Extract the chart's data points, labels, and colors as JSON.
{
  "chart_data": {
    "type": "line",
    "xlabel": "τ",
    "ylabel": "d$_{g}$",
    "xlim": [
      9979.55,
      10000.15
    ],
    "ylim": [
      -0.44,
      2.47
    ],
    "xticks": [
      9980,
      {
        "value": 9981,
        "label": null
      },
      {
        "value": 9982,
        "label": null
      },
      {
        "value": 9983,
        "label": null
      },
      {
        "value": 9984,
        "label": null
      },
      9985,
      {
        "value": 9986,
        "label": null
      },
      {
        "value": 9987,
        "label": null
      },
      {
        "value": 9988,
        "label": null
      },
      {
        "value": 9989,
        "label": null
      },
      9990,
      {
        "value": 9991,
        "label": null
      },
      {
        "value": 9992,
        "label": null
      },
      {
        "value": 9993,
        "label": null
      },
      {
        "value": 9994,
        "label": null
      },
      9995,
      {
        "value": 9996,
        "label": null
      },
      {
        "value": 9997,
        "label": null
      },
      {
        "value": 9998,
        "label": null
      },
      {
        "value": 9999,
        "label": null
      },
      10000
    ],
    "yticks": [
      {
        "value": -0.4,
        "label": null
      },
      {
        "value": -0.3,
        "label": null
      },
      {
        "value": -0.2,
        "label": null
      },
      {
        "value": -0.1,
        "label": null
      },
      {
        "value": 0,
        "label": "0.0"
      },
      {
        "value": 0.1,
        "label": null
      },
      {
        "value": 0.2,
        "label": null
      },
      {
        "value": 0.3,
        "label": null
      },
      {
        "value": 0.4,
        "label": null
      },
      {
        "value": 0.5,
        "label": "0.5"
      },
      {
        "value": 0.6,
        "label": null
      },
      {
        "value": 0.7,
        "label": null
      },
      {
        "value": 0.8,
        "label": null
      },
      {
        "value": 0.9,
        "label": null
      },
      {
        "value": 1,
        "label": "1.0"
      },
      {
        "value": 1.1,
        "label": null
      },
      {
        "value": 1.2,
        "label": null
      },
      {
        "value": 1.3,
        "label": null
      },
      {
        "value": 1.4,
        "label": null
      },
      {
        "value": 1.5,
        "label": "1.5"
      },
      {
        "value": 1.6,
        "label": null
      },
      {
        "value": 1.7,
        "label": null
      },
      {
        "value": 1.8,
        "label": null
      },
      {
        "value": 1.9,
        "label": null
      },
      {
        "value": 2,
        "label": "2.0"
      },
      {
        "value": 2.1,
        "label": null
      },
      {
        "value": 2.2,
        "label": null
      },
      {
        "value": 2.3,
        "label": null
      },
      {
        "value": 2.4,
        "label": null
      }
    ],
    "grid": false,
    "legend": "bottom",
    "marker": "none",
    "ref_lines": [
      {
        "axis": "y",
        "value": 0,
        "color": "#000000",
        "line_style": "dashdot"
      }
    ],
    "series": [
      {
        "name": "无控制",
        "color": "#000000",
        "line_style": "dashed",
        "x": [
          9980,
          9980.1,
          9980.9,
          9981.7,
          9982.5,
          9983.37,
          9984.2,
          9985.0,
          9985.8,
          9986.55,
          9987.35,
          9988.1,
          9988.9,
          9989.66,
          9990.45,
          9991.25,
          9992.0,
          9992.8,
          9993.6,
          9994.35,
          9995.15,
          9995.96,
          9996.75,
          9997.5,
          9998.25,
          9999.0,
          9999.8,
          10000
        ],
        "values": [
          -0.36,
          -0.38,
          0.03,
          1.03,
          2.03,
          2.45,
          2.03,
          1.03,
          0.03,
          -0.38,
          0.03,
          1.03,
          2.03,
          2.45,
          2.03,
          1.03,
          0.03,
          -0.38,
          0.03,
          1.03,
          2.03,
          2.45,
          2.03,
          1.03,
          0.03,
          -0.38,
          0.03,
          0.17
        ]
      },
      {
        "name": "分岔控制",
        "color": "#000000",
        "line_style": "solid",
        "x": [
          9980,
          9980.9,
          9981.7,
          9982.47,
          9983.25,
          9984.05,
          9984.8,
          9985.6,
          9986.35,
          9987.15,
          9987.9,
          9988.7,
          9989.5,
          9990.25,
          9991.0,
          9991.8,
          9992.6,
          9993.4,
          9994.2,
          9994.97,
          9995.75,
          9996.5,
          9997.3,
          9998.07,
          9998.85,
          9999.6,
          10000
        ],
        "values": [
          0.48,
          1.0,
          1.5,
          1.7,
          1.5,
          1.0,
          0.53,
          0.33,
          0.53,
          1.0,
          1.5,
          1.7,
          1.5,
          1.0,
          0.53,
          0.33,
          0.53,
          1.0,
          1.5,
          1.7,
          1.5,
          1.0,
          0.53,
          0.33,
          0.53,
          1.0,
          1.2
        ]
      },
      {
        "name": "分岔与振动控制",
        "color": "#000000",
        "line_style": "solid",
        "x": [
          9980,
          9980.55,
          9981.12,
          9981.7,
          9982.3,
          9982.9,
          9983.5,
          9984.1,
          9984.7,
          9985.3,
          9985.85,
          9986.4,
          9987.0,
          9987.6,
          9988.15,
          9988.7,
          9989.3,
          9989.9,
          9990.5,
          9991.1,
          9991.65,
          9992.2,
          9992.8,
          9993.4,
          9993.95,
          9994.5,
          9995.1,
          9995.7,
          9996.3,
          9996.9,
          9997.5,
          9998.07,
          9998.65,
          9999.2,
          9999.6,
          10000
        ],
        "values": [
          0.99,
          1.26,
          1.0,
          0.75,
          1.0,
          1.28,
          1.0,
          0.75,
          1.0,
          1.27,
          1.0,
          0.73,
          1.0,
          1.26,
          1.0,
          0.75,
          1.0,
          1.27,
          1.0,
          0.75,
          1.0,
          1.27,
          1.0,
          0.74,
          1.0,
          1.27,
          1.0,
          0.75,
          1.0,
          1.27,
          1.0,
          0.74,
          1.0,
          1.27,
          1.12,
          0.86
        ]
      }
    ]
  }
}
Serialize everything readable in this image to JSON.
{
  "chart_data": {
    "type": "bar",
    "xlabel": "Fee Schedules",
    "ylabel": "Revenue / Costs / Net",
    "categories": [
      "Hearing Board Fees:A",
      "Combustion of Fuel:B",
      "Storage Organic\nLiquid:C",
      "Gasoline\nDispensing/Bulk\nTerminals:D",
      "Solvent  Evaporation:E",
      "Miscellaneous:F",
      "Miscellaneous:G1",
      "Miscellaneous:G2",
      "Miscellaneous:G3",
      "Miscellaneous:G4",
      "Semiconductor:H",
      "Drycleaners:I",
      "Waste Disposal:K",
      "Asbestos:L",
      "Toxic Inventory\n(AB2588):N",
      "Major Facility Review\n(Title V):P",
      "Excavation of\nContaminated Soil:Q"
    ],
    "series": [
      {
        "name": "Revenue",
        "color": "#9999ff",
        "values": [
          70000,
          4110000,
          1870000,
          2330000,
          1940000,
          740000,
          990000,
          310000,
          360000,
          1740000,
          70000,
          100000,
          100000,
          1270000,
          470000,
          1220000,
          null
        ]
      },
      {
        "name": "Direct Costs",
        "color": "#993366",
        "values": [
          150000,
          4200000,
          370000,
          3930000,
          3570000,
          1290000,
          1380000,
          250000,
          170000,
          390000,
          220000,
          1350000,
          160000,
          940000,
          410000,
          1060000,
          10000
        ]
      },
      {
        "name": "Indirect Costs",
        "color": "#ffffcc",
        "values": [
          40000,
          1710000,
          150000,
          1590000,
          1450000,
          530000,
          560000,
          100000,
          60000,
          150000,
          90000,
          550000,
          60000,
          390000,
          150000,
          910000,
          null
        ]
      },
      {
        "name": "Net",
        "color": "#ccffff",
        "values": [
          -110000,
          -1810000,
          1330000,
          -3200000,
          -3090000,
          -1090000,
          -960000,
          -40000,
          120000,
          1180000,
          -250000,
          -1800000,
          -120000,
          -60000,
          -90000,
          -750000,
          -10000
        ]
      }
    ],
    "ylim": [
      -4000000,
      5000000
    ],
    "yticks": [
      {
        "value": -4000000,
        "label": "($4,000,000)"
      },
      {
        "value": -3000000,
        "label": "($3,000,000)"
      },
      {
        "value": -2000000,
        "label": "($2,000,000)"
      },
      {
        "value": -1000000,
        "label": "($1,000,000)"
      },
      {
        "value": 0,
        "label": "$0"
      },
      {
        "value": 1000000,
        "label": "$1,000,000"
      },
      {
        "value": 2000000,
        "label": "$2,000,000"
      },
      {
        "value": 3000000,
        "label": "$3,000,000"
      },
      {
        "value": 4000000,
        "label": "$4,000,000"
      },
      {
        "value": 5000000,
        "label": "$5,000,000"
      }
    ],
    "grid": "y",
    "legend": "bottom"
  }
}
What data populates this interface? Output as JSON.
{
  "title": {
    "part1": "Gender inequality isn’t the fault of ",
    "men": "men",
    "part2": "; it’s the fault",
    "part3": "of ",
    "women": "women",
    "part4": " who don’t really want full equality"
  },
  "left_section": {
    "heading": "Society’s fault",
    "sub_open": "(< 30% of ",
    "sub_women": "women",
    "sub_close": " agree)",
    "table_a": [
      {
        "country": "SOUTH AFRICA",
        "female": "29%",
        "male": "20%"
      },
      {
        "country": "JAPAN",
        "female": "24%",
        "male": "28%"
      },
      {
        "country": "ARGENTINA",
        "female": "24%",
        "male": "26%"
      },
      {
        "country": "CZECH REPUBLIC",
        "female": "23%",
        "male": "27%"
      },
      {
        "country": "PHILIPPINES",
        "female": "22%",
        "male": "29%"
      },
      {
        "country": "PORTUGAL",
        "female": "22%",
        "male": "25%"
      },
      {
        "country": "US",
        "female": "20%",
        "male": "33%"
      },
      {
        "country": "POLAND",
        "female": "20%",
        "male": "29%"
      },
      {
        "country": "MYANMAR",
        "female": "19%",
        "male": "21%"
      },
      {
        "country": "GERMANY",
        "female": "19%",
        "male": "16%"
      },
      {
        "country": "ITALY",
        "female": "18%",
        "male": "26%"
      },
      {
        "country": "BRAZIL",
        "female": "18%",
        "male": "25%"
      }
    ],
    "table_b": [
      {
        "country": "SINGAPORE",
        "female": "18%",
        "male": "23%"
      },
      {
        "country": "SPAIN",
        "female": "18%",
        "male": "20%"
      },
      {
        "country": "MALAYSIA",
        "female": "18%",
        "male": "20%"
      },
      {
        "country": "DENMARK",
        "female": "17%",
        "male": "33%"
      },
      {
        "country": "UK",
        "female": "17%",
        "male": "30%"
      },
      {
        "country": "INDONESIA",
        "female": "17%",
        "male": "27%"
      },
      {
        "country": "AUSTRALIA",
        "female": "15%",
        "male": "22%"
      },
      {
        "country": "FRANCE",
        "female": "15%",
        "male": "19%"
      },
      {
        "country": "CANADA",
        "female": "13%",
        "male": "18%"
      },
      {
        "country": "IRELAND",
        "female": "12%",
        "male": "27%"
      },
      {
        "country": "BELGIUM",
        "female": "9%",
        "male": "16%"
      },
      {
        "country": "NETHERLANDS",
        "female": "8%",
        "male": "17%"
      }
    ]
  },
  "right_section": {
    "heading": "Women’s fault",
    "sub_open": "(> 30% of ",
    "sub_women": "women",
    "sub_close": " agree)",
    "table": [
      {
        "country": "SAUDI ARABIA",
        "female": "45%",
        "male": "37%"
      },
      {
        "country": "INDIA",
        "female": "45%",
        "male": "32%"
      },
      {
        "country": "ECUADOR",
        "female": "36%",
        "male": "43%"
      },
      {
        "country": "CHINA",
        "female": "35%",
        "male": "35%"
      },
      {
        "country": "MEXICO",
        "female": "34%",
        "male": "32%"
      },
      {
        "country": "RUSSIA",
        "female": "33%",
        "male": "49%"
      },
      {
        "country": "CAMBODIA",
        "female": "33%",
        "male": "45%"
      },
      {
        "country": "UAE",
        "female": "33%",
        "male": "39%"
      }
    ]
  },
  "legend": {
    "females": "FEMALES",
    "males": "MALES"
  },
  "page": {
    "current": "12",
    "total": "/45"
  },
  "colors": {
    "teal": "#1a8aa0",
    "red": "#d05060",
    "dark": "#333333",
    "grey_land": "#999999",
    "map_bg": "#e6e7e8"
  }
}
§
GOAL => Gather all lines from the listing above in which "colors" occurs.

WRITTEN SOLUTION =>
Extract the chart's data points, labels, and colors as JSON.
  "colors": {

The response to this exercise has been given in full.